### BRANO DI PARTENZA
┌──

La storia dei carri è antica quasi quanto la civiltà, e narra, con la sua evoluzione, uno dei più drammatici avvenimenti del nostro lontano passato. Lentamente a partire dal V millennio a.C. popolazioni nomadi e guerriere iniziarono a invadere e a conquistare il Vecchio Mondo soppiantando l’antica civiltà autoctona che vi dominava fin dal periodo neolitico. Il processo di conquista, che alcuni studiosi chiamano kurganizzazione, fu lungo e avvenne in tempi diversi nelle varie aree, ma con significative costanti: la distruzione dei primi grandi centri agricoli organizzati e dei centri di culto megalitici, la mitopoiesi celebrativa degli eroi solari vittoriosi, il violento passaggio da una civiltà contadina e matriarcale ad una patrilineare e guerriera, la sostituzione delle antiche Dee Madri con pantheon a prevalenza maschile. (Vedasi il mio saggio Matriarcato e patriarcato nei miti antichi e nei simboli astrologici, 2008).

Ondate di nomadi allevatori di cavalli scesero dalle montagne come una piena, e così sono spesso rammentati nei miti, travolgendo gli insediamenti agricoli nelle fertili vallate. In molti casi avevano innovative armi di ferro ed erano spinti da una forte volontà di prevalere. I loro micidiali carri da guerra fecero la differenza tattica e strategica per interi millenni, e li portarono alla vittoria sui campi di battaglia.

L’ancestrale conflitto fra agricoltori e allevatori si rinnovava nella dialettica universale fra i princìpi femminile e maschile, rappresentati a seconda dei casi dalla coppia simbolica Luna-Sole o da quella Venere-Marte. Dal punto di vista simbolico le ruote dei più antichi carri rappresentano perfettamente il loro diverso ruolo a seconda della funzione pratica e le due principali divinità di riferimento dotate di dischi ruotanti celesti. Le più primitive ruote di carro dei più antichi centri stanziali conosciuti erano piene e robuste, adatte al carico e simbolicamente riferite al sacro disco lunare che scandiva i ritmi della vita agricola. I carri da guerra degli invasori avevano ruote snelle e dotate di raggi, che richiamavano simbolicamente il mitico carro del Sole e le bellicose divinità maschili che lo accompagnarono.

└──

### RECORD DA ELABORARE
┌──

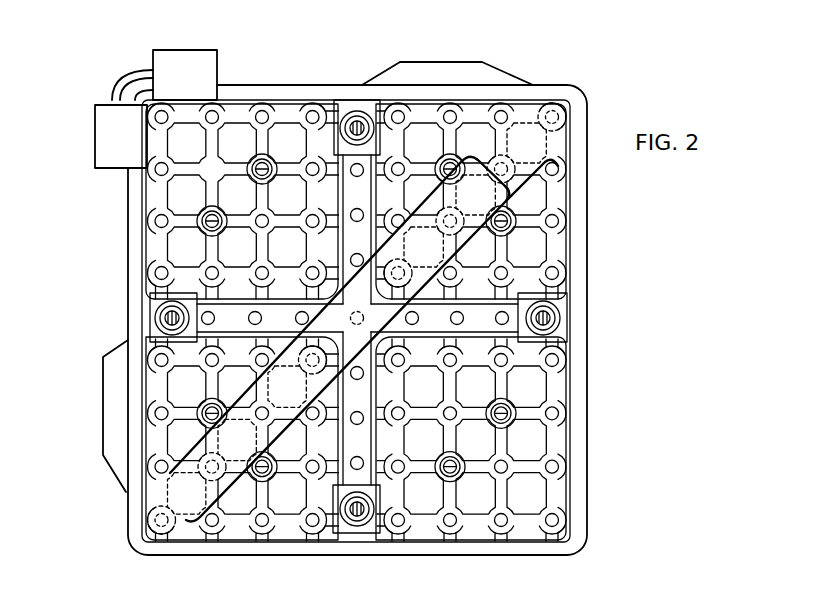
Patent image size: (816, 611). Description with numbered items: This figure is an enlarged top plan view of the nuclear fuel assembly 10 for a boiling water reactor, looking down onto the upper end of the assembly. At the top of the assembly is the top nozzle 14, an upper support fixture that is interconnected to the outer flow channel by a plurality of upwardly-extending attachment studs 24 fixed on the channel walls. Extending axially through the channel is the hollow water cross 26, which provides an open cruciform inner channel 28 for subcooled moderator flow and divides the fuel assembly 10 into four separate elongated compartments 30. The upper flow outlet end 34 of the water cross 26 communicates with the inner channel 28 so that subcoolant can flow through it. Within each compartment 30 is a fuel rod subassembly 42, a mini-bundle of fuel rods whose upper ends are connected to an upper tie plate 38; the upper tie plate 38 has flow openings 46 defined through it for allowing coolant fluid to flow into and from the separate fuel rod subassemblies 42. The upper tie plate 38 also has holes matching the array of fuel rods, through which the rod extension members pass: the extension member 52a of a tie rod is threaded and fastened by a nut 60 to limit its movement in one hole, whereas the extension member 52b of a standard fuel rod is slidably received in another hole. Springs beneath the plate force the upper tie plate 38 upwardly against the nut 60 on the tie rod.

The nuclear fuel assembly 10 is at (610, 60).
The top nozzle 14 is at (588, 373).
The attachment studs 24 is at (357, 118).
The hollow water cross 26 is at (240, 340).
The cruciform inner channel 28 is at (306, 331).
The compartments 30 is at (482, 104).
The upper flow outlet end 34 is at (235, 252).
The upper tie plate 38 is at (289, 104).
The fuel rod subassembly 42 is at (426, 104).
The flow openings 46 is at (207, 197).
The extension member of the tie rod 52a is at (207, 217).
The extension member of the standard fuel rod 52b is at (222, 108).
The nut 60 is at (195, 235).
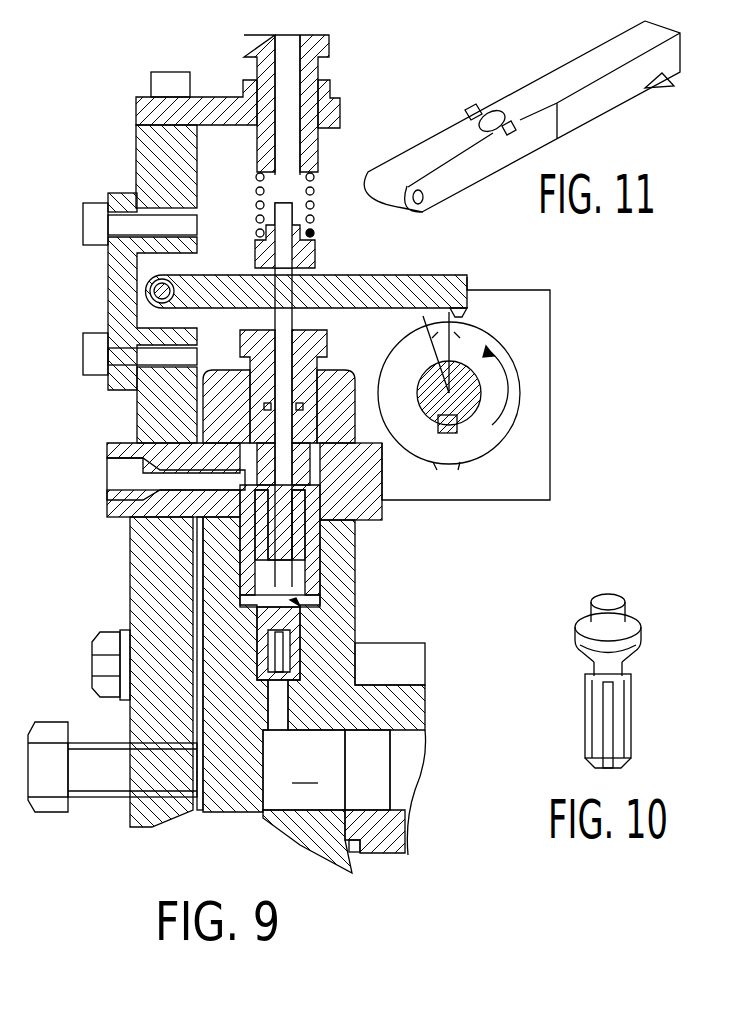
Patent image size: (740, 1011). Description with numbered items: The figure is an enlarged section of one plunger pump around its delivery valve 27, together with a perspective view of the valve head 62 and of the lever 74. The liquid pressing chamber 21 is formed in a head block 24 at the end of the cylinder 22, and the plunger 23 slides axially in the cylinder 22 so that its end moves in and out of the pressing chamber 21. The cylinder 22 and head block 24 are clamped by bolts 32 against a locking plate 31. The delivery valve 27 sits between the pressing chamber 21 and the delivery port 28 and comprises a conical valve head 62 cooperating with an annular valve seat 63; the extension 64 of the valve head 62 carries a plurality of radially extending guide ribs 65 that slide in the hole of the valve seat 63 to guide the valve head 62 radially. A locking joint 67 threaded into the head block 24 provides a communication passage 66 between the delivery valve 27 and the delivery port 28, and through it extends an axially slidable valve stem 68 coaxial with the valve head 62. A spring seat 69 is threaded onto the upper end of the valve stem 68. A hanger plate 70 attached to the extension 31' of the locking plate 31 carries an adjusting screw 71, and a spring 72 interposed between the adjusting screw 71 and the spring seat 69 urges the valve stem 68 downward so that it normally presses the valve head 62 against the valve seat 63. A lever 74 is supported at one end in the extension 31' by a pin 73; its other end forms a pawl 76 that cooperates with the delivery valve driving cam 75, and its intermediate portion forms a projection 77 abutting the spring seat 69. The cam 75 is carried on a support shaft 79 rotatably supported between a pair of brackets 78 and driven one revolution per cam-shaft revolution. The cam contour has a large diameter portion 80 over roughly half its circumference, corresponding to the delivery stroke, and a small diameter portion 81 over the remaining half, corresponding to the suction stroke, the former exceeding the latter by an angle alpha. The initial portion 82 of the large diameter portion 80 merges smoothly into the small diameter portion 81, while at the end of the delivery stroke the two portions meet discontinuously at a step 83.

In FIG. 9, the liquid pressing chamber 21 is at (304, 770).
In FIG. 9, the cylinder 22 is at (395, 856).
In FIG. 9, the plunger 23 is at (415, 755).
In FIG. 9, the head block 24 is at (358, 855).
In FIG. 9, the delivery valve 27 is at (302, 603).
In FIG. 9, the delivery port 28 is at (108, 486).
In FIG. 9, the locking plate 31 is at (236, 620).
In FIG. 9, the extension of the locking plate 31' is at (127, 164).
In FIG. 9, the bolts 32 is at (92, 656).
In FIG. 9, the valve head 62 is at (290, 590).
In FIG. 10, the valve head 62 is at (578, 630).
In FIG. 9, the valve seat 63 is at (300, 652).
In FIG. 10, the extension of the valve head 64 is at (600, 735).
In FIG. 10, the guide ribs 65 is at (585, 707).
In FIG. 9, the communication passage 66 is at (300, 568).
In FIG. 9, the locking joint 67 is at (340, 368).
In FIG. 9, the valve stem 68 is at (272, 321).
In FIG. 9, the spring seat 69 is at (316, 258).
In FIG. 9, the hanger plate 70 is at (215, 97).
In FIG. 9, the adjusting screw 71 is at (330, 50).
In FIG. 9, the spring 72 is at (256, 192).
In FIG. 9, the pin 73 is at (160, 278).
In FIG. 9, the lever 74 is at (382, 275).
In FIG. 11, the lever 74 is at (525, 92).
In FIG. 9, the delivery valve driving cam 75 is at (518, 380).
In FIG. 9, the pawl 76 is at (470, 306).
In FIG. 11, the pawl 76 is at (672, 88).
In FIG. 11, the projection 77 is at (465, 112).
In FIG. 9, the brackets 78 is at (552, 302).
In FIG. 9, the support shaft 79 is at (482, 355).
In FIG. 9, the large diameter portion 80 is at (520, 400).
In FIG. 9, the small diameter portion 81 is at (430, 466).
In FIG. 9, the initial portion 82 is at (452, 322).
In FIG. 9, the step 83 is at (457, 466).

└──
┌──

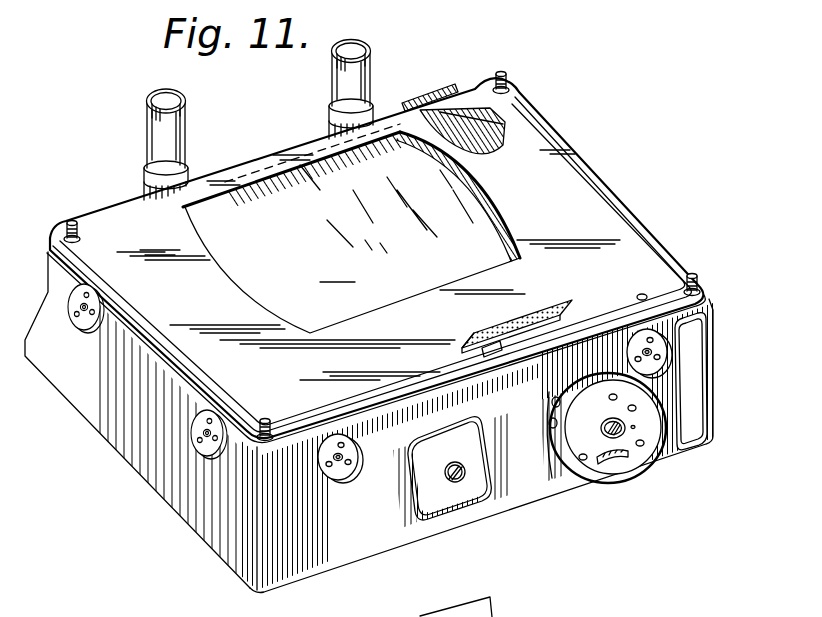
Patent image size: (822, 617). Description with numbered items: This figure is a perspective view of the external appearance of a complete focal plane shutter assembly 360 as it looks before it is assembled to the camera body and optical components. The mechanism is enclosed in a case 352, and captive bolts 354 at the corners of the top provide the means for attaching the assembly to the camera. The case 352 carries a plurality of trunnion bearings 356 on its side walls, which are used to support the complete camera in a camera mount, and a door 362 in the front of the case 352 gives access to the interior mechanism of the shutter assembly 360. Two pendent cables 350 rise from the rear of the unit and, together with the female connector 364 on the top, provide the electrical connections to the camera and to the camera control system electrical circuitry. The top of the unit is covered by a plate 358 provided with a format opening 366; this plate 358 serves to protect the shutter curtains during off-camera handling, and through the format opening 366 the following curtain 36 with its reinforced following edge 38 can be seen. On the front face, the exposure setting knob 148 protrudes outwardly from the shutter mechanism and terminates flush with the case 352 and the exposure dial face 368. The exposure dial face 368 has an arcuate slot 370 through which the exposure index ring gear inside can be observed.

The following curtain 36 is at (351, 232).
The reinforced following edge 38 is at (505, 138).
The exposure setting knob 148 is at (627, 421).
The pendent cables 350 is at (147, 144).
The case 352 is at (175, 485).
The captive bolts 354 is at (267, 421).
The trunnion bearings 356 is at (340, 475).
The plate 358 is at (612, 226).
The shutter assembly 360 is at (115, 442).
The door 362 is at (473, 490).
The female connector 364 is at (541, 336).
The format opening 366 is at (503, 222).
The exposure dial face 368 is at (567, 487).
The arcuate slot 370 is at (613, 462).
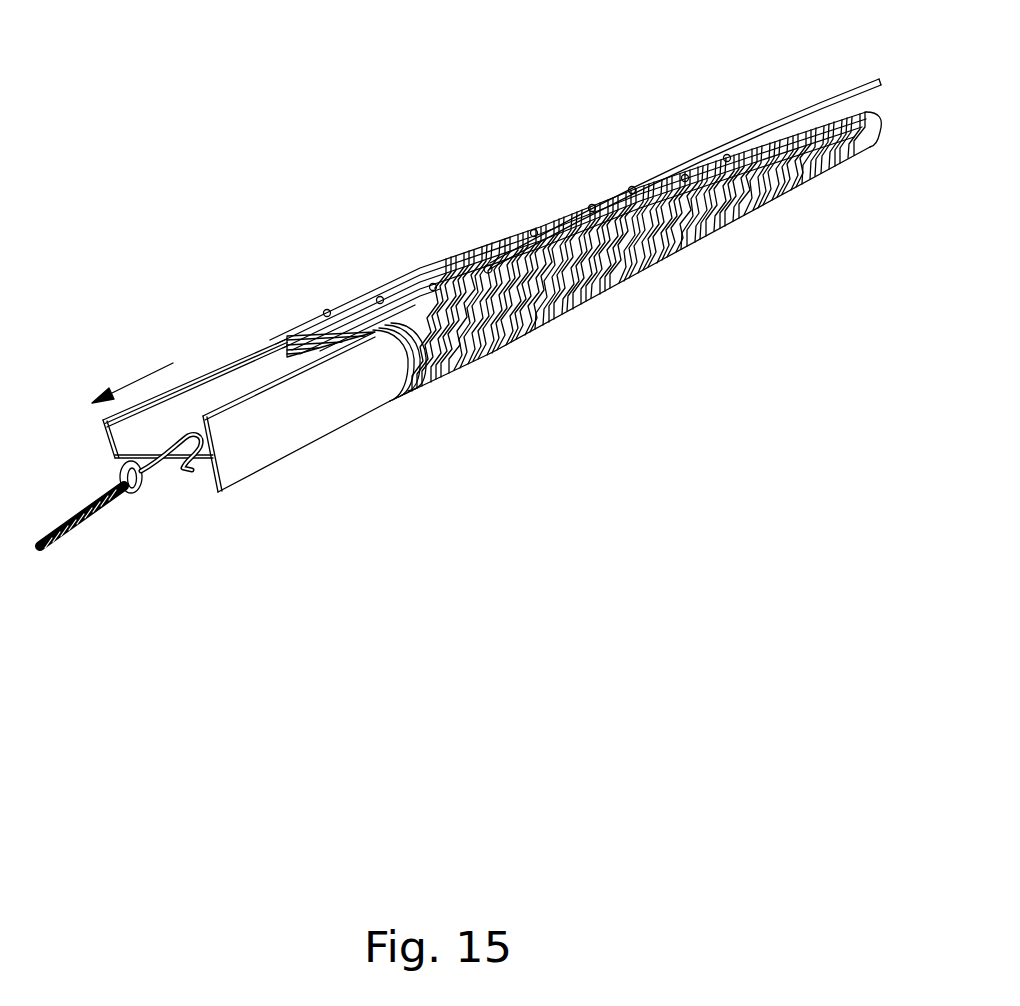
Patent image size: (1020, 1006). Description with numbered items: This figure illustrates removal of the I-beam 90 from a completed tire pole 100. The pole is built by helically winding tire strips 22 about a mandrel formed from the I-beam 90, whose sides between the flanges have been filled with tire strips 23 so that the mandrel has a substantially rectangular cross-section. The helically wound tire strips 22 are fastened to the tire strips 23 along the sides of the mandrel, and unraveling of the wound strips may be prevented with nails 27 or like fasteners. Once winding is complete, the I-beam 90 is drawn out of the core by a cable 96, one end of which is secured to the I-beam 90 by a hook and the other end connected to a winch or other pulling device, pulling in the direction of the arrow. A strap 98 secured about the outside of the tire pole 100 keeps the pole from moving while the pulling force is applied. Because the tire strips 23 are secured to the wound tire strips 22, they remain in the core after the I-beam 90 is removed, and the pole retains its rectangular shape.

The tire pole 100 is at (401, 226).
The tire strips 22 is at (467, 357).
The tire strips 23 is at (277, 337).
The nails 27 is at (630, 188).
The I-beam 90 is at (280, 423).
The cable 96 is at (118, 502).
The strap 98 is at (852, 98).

└──

### SERIE DI ESERCIZI
1 – Nel brano sui carri antichi, perché le ruote dei carri più primitivi dei centri stanziali erano riferite simbolicamente al disco lunare? Rispondi in una o due frasi.
2 – Filtra i record e trascrivi ogni riga in cui compare la stringa "face".
Il brano e i record non hanno alcun legame tra loro.

### SOLUZIONI AGLI ESERCIZI
1 – Il sacro disco lunare scandiva i ritmi della vita agricola. Quelle ruote, piene, robuste e adatte al carico, appartenevano ai più antichi centri stanziali di agricoltori.

2 –
Patent image size: (822, 617). Description with numbered items: This figure is a perspective view of the external appearance of a complete focal plane shutter assembly 360 as it looks before it is assembled to the camera body and optical components. The mechanism is enclosed in a case 352, and captive bolts 354 at the corners of the top provide the means for attaching the assembly to the camera. The case 352 carries a plurality of trunnion bearings 356 on its side walls, which are used to support the complete camera in a camera mount, and a door 362 in the front of the case 352 gives access to the interior mechanism of the shutter assembly 360. Two pendent cables 350 rise from the rear of the unit and, together with the female connector 364 on the top, provide the electrical connections to the camera and to the camera control system electrical circuitry. The top of the unit is covered by a plate 358 provided with a format opening 366; this plate 358 serves to protect the shutter curtains during off-camera handling, and through the format opening 366 the following curtain 36 with its reinforced following edge 38 can be seen. On the front face, the exposure setting knob 148 protrudes outwardly from the shutter mechanism and terminates flush with the case 352 and the exposure dial face 368. The exposure dial face 368 has an arcuate slot 370 through which the exposure index ring gear inside can be observed.
The exposure dial face 368 is at (567, 487).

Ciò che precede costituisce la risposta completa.